» **Exercise directions**: Extract the lines that carry the string "guided" from the listing.

-*-

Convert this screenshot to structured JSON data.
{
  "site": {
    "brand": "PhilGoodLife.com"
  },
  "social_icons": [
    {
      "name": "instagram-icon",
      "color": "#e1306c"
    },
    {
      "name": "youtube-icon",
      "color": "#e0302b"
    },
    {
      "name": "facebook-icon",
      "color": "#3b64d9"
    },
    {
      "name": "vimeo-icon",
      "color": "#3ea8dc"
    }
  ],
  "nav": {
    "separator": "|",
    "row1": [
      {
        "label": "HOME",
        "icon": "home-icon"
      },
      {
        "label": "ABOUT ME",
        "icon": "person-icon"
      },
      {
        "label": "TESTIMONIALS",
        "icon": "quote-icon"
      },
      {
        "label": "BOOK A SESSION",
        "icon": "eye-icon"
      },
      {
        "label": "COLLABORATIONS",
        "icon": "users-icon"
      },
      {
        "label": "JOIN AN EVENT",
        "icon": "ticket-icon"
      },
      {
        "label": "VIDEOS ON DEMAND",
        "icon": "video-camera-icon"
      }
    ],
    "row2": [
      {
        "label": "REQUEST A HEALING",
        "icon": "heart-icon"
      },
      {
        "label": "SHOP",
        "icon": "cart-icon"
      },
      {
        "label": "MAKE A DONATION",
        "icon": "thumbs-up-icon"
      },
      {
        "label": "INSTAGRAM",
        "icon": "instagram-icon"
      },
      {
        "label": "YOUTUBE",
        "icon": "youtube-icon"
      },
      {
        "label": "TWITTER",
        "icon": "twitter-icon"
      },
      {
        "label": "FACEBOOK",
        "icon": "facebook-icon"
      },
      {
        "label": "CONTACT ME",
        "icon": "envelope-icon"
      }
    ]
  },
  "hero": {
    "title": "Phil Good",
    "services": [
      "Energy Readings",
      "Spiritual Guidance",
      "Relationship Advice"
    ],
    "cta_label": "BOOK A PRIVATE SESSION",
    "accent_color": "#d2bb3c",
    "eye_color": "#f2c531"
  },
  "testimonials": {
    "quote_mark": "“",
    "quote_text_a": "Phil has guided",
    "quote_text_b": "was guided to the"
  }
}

-*-

» **Reply to the task**:
    "quote_text_a": "Phil has guided",
    "quote_text_b": "was guided to the"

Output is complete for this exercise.